**Problem to work on**
Give every entry again, word for word.
>> Start
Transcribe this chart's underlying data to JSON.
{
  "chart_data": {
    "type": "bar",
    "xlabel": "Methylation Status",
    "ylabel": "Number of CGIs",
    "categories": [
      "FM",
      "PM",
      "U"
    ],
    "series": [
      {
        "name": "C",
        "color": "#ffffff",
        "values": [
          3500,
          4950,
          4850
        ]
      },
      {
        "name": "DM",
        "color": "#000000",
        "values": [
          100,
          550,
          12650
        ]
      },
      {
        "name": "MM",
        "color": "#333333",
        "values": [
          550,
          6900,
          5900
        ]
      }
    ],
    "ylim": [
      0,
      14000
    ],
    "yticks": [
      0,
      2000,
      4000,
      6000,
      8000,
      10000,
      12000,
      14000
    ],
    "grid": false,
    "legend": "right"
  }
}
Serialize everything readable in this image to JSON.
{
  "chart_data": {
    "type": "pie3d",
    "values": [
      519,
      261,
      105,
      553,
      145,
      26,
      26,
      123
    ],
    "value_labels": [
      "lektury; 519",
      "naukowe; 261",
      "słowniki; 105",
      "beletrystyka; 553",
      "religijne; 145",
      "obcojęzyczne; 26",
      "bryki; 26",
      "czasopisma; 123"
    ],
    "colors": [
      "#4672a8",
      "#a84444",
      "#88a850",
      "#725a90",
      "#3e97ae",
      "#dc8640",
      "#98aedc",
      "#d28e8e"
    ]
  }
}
>> End
**The reply**
Transcribe this chart's underlying data to JSON.
{
  "chart_data": {
    "type": "bar",
    "xlabel": "Methylation Status",
    "ylabel": "Number of CGIs",
    "categories": [
      "FM",
      "PM",
      "U"
    ],
    "series": [
      {
        "name": "C",
        "color": "#ffffff",
        "values": [
          3500,
          4950,
          4850
        ]
      },
      {
        "name": "DM",
        "color": "#000000",
        "values": [
          100,
          550,
          12650
        ]
      },
      {
        "name": "MM",
        "color": "#333333",
        "values": [
          550,
          6900,
          5900
        ]
      }
    ],
    "ylim": [
      0,
      14000
    ],
    "yticks": [
      0,
      2000,
      4000,
      6000,
      8000,
      10000,
      12000,
      14000
    ],
    "grid": false,
    "legend": "right"
  }
}
Serialize everything readable in this image to JSON.
{
  "chart_data": {
    "type": "pie3d",
    "values": [
      519,
      261,
      105,
      553,
      145,
      26,
      26,
      123
    ],
    "value_labels": [
      "lektury; 519",
      "naukowe; 261",
      "słowniki; 105",
      "beletrystyka; 553",
      "religijne; 145",
      "obcojęzyczne; 26",
      "bryki; 26",
      "czasopisma; 123"
    ],
    "colors": [
      "#4672a8",
      "#a84444",
      "#88a850",
      "#725a90",
      "#3e97ae",
      "#dc8640",
      "#98aedc",
      "#d28e8e"
    ]
  }
}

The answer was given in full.